INFORMATION SHOWN:
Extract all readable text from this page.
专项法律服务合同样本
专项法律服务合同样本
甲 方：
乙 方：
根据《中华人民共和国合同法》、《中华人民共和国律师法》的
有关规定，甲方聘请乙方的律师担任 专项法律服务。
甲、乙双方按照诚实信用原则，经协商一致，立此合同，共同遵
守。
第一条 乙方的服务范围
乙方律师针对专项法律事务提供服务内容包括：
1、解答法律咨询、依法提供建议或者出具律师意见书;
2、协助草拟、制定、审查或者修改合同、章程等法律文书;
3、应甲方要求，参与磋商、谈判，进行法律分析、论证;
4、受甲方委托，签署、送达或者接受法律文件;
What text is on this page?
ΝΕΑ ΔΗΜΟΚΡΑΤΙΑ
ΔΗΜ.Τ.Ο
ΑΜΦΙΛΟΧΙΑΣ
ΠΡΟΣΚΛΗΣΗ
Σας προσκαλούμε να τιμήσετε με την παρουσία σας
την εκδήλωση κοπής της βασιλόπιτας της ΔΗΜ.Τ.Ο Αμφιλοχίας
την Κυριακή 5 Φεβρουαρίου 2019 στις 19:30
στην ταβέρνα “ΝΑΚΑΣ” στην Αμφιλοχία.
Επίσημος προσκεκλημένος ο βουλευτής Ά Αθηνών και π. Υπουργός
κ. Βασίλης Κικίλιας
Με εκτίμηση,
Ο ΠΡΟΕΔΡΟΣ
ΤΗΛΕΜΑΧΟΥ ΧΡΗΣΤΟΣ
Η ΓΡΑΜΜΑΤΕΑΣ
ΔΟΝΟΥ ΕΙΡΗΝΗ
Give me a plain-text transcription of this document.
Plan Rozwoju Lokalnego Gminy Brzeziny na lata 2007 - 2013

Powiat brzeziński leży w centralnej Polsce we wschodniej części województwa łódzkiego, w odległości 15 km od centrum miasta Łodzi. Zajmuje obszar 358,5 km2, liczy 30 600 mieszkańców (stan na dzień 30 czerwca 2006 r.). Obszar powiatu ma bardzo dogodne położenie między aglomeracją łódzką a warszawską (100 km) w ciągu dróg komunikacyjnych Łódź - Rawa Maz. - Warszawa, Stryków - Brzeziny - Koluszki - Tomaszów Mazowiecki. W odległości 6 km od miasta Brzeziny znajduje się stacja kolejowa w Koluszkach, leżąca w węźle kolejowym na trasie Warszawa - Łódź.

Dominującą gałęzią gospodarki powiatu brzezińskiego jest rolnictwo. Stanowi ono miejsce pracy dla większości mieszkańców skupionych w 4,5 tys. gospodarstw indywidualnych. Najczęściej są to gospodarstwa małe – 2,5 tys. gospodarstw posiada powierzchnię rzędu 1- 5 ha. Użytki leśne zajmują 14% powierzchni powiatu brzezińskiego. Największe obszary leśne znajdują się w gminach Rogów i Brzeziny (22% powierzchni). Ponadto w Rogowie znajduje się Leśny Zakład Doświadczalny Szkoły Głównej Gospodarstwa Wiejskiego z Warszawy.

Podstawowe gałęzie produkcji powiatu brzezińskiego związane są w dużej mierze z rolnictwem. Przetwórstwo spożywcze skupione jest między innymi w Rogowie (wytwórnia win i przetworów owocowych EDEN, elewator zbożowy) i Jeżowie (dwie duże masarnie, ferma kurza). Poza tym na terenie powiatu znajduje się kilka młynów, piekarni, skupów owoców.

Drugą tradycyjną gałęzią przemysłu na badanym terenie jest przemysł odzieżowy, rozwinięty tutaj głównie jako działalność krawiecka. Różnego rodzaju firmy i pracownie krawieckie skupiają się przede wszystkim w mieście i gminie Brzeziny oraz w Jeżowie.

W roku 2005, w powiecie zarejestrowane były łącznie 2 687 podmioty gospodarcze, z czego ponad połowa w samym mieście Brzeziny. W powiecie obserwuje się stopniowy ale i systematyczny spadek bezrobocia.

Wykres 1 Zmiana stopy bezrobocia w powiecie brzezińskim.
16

STATED TASK: Everything from the line with "Give me a plain-text" through the last line of the material above should be echoed exactly, and nothing else.

COMPLETE RESPONSE:
Give me a plain-text transcription of this document.
Plan Rozwoju Lokalnego Gminy Brzeziny na lata 2007 - 2013

Powiat brzeziński leży w centralnej Polsce we wschodniej części województwa łódzkiego, w odległości 15 km od centrum miasta Łodzi. Zajmuje obszar 358,5 km2, liczy 30 600 mieszkańców (stan na dzień 30 czerwca 2006 r.). Obszar powiatu ma bardzo dogodne położenie między aglomeracją łódzką a warszawską (100 km) w ciągu dróg komunikacyjnych Łódź - Rawa Maz. - Warszawa, Stryków - Brzeziny - Koluszki - Tomaszów Mazowiecki. W odległości 6 km od miasta Brzeziny znajduje się stacja kolejowa w Koluszkach, leżąca w węźle kolejowym na trasie Warszawa - Łódź.

Dominującą gałęzią gospodarki powiatu brzezińskiego jest rolnictwo. Stanowi ono miejsce pracy dla większości mieszkańców skupionych w 4,5 tys. gospodarstw indywidualnych. Najczęściej są to gospodarstwa małe – 2,5 tys. gospodarstw posiada powierzchnię rzędu 1- 5 ha. Użytki leśne zajmują 14% powierzchni powiatu brzezińskiego. Największe obszary leśne znajdują się w gminach Rogów i Brzeziny (22% powierzchni). Ponadto w Rogowie znajduje się Leśny Zakład Doświadczalny Szkoły Głównej Gospodarstwa Wiejskiego z Warszawy.

Podstawowe gałęzie produkcji powiatu brzezińskiego związane są w dużej mierze z rolnictwem. Przetwórstwo spożywcze skupione jest między innymi w Rogowie (wytwórnia win i przetworów owocowych EDEN, elewator zbożowy) i Jeżowie (dwie duże masarnie, ferma kurza). Poza tym na terenie powiatu znajduje się kilka młynów, piekarni, skupów owoców.

Drugą tradycyjną gałęzią przemysłu na badanym terenie jest przemysł odzieżowy, rozwinięty tutaj głównie jako działalność krawiecka. Różnego rodzaju firmy i pracownie krawieckie skupiają się przede wszystkim w mieście i gminie Brzeziny oraz w Jeżowie.

W roku 2005, w powiecie zarejestrowane były łącznie 2 687 podmioty gospodarcze, z czego ponad połowa w samym mieście Brzeziny. W powiecie obserwuje się stopniowy ale i systematyczny spadek bezrobocia.

Wykres 1 Zmiana stopy bezrobocia w powiecie brzezińskim.
16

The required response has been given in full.